Work to complete: Collect all the lines that mention the word "axis".

-------- Records to process --------

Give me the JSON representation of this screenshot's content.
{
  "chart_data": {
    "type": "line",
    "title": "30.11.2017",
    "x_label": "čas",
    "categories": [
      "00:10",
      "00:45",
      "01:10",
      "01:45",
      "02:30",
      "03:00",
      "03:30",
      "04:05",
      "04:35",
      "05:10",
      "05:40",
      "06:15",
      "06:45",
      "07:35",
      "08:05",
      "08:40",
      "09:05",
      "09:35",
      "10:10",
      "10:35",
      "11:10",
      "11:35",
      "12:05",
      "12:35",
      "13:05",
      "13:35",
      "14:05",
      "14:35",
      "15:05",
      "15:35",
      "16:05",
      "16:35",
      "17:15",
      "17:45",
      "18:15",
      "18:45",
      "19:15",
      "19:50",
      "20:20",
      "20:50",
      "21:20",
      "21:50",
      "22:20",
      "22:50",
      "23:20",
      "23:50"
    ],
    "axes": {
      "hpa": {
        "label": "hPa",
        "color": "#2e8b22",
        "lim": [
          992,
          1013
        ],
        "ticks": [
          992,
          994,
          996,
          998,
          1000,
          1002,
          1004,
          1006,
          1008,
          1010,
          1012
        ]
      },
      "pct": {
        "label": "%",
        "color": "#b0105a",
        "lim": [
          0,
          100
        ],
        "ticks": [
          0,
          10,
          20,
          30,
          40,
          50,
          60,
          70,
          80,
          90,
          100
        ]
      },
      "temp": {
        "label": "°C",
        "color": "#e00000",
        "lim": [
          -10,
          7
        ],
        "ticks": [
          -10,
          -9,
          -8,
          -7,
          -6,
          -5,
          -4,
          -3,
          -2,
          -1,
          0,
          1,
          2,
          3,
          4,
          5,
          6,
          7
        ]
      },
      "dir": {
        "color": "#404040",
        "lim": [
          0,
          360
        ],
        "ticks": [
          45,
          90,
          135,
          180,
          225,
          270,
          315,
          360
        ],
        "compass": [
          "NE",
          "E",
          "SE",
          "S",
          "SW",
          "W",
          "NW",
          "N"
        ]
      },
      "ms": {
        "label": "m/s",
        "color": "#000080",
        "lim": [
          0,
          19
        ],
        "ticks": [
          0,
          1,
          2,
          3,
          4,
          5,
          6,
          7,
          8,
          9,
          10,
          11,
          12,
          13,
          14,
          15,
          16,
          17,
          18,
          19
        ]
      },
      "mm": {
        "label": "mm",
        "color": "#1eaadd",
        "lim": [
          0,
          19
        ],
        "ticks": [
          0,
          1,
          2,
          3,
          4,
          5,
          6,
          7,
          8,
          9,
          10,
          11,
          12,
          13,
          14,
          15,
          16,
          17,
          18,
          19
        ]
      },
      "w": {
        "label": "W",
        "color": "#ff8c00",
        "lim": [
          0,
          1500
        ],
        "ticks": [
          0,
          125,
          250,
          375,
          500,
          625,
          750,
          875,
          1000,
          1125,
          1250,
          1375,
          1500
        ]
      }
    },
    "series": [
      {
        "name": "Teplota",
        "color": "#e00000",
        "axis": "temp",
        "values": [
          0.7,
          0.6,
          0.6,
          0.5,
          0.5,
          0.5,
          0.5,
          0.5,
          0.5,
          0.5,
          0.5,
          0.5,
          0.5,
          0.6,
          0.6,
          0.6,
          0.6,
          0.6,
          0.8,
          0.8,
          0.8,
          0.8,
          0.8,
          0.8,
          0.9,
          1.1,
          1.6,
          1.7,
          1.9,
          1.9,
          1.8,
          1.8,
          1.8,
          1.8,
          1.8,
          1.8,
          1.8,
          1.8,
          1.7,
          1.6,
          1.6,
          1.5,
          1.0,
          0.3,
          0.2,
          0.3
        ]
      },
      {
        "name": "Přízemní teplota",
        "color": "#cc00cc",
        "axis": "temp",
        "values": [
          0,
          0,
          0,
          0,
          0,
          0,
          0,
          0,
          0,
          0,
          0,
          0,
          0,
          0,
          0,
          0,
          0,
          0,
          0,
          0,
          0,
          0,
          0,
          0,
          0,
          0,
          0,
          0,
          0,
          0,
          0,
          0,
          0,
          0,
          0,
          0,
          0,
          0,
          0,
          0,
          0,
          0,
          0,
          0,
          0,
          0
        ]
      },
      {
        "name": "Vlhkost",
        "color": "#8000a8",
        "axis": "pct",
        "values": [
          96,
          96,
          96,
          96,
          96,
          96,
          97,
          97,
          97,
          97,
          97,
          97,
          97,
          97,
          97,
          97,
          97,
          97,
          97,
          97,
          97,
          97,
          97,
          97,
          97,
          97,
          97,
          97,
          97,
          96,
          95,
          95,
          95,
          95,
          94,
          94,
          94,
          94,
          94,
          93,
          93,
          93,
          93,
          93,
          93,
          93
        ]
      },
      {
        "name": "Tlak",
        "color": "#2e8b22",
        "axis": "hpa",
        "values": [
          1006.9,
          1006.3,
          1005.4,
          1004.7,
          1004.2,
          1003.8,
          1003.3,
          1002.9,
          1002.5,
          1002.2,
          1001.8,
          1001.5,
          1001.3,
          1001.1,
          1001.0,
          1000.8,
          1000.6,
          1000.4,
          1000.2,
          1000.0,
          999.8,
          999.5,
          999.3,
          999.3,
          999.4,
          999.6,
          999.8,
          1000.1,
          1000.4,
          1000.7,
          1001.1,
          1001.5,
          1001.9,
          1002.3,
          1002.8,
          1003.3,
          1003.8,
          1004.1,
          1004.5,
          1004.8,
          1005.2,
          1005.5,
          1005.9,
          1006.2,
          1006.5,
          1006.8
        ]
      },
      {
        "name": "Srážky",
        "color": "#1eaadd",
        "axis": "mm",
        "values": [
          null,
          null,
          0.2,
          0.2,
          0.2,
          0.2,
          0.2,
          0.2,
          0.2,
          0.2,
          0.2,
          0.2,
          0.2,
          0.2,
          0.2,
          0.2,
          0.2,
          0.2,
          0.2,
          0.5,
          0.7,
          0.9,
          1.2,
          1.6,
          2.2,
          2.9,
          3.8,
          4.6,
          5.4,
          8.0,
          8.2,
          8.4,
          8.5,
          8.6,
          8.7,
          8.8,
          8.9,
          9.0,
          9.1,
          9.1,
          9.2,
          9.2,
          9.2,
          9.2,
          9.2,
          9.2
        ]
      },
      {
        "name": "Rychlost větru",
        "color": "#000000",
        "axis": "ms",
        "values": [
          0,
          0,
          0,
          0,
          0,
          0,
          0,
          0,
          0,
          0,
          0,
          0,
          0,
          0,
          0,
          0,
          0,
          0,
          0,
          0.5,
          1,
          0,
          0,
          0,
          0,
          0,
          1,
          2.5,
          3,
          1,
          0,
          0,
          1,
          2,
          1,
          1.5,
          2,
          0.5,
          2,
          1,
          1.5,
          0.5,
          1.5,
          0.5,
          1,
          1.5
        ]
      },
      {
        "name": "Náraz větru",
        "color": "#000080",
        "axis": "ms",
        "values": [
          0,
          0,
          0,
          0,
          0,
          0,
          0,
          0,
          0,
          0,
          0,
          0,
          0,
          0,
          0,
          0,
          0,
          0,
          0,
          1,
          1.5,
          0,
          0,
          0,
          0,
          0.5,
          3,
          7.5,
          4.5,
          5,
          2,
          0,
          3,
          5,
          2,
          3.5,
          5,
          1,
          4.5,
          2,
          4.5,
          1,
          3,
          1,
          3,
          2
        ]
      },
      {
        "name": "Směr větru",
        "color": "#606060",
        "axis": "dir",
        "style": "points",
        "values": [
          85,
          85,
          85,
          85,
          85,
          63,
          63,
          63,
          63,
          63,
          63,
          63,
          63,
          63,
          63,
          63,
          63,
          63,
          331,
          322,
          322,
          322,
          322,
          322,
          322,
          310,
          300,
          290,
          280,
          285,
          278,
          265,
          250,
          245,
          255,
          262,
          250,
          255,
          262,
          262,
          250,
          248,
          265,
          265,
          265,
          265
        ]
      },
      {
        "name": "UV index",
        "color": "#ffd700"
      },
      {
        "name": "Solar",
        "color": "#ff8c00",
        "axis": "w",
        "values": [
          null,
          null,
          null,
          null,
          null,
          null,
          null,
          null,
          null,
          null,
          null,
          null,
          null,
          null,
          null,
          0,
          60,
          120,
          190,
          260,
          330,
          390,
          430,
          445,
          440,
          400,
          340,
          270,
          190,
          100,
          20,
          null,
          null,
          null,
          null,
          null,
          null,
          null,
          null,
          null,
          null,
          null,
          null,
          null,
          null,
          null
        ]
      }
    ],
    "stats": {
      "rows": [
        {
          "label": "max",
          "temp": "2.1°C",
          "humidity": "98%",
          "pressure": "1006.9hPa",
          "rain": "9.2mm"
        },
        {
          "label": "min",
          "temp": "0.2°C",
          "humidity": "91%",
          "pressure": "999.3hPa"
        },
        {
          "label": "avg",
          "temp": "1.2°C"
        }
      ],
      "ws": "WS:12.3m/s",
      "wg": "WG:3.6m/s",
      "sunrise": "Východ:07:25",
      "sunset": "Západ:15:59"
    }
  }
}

--------

Exercise answer:
        "axis": "temp",
        "axis": "temp",
        "axis": "pct",
        "axis": "hpa",
        "axis": "mm",
        "axis": "ms",
        "axis": "ms",
        "axis": "dir",
        "axis": "w",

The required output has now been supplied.